▶ EXERCISE BRIEF
Repeat the records given below in full, with no changes.

▶ GIVEN DATA
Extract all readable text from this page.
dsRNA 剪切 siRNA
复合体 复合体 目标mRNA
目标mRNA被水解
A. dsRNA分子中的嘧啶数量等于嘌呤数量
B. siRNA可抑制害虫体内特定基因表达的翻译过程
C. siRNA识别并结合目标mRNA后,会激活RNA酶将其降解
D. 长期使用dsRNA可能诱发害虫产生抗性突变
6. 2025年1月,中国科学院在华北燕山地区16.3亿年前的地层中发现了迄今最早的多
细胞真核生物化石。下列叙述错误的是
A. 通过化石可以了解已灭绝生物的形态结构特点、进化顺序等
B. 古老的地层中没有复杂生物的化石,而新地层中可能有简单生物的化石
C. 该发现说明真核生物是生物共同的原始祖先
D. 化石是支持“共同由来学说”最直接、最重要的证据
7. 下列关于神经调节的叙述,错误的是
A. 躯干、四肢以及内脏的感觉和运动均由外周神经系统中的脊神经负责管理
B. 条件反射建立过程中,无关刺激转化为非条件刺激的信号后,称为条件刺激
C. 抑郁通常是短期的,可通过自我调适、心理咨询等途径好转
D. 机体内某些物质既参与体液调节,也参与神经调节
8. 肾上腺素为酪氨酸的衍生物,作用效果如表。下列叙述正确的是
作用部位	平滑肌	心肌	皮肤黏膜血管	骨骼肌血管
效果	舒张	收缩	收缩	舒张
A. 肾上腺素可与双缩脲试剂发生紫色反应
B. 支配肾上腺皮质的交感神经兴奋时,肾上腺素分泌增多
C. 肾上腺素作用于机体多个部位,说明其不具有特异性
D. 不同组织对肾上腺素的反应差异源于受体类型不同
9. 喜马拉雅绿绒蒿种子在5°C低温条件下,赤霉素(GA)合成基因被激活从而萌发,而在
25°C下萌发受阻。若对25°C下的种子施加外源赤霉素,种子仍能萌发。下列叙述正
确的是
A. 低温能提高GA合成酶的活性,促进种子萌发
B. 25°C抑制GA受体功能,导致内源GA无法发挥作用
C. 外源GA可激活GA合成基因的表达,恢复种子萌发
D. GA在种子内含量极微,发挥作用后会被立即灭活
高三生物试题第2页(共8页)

▶ SOLVED EXERCISE
Extract all readable text from this page.
dsRNA 剪切 siRNA
复合体 复合体 目标mRNA
目标mRNA被水解
A. dsRNA分子中的嘧啶数量等于嘌呤数量
B. siRNA可抑制害虫体内特定基因表达的翻译过程
C. siRNA识别并结合目标mRNA后,会激活RNA酶将其降解
D. 长期使用dsRNA可能诱发害虫产生抗性突变
6. 2025年1月,中国科学院在华北燕山地区16.3亿年前的地层中发现了迄今最早的多
细胞真核生物化石。下列叙述错误的是
A. 通过化石可以了解已灭绝生物的形态结构特点、进化顺序等
B. 古老的地层中没有复杂生物的化石,而新地层中可能有简单生物的化石
C. 该发现说明真核生物是生物共同的原始祖先
D. 化石是支持“共同由来学说”最直接、最重要的证据
7. 下列关于神经调节的叙述,错误的是
A. 躯干、四肢以及内脏的感觉和运动均由外周神经系统中的脊神经负责管理
B. 条件反射建立过程中,无关刺激转化为非条件刺激的信号后,称为条件刺激
C. 抑郁通常是短期的,可通过自我调适、心理咨询等途径好转
D. 机体内某些物质既参与体液调节,也参与神经调节
8. 肾上腺素为酪氨酸的衍生物,作用效果如表。下列叙述正确的是
作用部位	平滑肌	心肌	皮肤黏膜血管	骨骼肌血管
效果	舒张	收缩	收缩	舒张
A. 肾上腺素可与双缩脲试剂发生紫色反应
B. 支配肾上腺皮质的交感神经兴奋时,肾上腺素分泌增多
C. 肾上腺素作用于机体多个部位,说明其不具有特异性
D. 不同组织对肾上腺素的反应差异源于受体类型不同
9. 喜马拉雅绿绒蒿种子在5°C低温条件下,赤霉素(GA)合成基因被激活从而萌发,而在
25°C下萌发受阻。若对25°C下的种子施加外源赤霉素,种子仍能萌发。下列叙述正
确的是
A. 低温能提高GA合成酶的活性,促进种子萌发
B. 25°C抑制GA受体功能,导致内源GA无法发挥作用
C. 外源GA可激活GA合成基因的表达,恢复种子萌发
D. GA在种子内含量极微,发挥作用后会被立即灭活
高三生物试题第2页(共8页)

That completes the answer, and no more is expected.